— Work instructions —
The records below are split into lines. How many of those lines contain the string "este"? Reply with the number only.

— Available data —
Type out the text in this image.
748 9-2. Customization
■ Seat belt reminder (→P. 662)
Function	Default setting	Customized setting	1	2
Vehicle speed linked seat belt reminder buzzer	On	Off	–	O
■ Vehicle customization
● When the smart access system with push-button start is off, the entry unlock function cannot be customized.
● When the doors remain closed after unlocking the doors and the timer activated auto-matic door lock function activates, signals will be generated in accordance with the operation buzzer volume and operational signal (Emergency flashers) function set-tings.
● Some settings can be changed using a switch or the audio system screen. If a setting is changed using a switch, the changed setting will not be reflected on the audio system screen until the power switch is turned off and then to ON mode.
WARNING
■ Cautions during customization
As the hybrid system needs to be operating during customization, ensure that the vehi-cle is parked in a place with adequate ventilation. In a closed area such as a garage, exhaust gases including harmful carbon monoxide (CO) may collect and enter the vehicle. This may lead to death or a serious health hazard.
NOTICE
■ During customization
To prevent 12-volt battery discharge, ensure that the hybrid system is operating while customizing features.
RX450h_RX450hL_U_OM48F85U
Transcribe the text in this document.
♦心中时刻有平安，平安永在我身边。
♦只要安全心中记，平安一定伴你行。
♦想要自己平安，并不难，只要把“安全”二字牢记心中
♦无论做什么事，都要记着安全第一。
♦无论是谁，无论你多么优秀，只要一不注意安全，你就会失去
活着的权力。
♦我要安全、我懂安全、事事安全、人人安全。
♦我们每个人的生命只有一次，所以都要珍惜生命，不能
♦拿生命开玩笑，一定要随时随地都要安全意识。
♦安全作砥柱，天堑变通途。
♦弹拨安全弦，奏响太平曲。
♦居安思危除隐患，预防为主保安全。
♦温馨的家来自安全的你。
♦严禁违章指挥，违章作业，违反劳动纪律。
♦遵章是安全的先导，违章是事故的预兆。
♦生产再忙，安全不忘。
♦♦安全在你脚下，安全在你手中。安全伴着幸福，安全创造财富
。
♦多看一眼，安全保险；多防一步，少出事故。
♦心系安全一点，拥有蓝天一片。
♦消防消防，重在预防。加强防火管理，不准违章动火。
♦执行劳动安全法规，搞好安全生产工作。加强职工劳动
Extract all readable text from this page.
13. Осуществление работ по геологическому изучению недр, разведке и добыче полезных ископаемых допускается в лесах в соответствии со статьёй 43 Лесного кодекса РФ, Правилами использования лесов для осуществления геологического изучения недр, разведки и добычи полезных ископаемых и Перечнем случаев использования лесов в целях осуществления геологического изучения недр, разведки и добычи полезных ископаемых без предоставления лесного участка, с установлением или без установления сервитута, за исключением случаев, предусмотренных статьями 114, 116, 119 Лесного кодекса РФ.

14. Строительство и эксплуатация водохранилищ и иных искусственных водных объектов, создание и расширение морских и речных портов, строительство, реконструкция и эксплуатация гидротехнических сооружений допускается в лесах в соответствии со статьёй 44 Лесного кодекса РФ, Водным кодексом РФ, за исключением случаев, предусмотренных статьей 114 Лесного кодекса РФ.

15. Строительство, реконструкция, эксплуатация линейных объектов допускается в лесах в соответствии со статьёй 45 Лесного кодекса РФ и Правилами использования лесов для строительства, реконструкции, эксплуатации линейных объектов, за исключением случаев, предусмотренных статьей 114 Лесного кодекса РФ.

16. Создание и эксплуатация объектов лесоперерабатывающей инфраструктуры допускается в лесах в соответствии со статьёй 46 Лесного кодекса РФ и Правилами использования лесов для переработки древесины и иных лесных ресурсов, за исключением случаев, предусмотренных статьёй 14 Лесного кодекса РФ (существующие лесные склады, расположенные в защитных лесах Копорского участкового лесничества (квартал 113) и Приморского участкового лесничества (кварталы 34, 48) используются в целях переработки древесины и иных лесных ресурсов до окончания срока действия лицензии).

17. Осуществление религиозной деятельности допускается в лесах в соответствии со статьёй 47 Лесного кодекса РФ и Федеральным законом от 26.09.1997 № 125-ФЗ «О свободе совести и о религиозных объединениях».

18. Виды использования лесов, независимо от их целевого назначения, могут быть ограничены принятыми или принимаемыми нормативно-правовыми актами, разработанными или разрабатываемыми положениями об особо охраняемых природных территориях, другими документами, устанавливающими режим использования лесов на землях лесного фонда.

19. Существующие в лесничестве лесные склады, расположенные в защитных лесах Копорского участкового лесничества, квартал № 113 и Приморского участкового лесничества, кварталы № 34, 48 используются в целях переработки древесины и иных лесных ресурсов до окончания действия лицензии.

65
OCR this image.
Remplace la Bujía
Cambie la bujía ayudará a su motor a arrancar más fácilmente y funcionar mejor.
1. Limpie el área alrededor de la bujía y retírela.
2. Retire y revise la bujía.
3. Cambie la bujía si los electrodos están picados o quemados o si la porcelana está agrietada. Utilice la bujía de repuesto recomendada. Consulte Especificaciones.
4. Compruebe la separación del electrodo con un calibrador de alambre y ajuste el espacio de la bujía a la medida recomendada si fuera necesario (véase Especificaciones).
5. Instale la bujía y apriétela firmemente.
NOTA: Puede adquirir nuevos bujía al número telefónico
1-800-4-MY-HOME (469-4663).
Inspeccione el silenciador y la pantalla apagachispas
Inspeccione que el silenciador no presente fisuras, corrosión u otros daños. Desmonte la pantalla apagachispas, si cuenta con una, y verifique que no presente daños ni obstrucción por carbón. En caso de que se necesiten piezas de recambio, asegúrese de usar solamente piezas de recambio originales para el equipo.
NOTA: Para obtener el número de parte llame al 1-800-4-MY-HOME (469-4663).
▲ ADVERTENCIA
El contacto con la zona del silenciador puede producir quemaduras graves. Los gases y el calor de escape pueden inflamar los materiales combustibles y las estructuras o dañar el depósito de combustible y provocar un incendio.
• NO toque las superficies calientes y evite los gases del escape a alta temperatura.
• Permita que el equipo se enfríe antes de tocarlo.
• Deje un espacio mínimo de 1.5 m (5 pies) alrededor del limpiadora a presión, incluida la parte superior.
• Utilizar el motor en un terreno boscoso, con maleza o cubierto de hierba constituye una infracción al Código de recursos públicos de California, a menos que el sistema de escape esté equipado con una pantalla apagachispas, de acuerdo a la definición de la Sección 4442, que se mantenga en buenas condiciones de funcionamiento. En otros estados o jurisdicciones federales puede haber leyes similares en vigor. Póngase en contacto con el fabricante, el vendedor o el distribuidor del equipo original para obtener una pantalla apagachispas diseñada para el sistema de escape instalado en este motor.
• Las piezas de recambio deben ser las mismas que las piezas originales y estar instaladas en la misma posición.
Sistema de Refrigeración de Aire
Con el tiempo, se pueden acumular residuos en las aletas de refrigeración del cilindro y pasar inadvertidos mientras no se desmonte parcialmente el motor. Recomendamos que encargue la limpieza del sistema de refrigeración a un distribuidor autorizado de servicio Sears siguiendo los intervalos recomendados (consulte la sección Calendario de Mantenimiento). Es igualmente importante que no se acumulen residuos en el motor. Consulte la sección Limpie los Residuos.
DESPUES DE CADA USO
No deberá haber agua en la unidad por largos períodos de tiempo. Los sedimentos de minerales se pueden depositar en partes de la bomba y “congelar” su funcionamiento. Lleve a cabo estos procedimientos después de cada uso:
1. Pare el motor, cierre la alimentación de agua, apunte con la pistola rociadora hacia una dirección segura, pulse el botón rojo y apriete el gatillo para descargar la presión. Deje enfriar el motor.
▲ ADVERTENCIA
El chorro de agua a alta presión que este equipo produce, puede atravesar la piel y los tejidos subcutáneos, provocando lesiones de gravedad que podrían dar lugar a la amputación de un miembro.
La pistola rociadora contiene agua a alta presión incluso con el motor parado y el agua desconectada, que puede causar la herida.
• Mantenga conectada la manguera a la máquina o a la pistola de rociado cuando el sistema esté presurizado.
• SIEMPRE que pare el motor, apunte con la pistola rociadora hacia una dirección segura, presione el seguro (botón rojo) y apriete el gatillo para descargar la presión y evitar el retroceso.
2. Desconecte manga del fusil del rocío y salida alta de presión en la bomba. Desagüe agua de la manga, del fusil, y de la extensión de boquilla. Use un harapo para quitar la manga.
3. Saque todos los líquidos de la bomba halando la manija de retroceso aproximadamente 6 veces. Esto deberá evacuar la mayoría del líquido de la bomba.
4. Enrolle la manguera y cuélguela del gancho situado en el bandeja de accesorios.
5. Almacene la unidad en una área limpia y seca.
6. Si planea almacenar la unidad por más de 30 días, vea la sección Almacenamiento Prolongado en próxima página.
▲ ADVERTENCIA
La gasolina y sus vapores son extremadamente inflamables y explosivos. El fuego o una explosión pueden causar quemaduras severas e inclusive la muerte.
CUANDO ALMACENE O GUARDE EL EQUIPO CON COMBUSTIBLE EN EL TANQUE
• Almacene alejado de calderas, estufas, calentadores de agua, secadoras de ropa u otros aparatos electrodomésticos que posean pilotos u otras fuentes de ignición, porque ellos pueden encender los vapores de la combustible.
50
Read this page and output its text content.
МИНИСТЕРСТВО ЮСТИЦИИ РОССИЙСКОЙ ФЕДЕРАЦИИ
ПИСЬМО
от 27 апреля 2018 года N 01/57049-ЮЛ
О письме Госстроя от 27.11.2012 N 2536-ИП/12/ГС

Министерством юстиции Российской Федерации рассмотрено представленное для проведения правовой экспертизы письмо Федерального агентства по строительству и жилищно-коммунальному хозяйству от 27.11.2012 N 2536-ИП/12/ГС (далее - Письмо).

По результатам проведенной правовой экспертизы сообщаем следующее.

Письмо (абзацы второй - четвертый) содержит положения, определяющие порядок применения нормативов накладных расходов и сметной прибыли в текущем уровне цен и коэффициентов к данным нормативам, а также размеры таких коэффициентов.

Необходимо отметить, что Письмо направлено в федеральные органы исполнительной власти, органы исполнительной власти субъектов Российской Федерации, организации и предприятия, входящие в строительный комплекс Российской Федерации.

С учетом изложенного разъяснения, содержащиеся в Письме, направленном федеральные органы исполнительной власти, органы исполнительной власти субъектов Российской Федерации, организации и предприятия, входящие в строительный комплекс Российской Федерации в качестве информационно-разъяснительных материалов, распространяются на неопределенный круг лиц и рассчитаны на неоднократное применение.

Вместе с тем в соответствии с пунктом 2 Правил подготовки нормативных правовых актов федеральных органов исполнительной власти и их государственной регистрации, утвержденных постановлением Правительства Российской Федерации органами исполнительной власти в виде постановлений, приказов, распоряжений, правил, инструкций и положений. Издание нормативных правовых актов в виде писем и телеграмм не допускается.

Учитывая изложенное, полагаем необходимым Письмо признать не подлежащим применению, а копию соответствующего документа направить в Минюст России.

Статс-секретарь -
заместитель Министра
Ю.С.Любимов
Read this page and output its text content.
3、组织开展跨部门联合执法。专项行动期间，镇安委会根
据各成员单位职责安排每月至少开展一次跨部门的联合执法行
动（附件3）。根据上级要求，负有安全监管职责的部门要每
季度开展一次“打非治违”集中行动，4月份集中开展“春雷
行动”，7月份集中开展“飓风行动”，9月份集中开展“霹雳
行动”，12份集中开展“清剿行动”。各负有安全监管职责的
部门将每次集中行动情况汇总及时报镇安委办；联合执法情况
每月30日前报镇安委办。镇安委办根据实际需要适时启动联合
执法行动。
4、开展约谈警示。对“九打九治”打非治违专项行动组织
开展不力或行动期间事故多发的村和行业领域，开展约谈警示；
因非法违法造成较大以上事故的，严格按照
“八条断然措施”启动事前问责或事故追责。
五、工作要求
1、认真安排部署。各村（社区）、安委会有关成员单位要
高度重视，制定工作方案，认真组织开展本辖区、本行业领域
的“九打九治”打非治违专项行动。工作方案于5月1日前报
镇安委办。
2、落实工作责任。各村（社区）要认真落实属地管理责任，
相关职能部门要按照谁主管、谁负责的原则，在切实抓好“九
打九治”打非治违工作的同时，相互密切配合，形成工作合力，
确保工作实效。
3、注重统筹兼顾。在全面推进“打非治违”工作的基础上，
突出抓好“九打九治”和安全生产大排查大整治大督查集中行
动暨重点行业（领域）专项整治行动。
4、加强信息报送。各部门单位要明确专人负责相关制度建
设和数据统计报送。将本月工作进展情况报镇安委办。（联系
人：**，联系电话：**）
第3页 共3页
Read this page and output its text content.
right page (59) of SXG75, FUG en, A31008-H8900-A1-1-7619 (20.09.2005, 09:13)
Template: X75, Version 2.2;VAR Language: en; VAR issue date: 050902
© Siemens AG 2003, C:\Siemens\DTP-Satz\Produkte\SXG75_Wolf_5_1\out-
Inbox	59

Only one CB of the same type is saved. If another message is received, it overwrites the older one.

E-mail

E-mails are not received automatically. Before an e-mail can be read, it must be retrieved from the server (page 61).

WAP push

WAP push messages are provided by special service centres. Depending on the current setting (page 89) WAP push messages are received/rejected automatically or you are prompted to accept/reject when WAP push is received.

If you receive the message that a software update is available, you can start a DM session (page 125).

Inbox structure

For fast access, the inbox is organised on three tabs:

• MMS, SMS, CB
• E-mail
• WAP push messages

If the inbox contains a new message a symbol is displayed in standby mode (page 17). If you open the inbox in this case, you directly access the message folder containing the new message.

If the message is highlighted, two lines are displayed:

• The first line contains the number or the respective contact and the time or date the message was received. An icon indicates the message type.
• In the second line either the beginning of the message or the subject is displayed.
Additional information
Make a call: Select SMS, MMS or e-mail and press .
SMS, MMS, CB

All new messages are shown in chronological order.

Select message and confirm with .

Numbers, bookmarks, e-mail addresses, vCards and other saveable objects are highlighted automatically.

— Output for this task —
2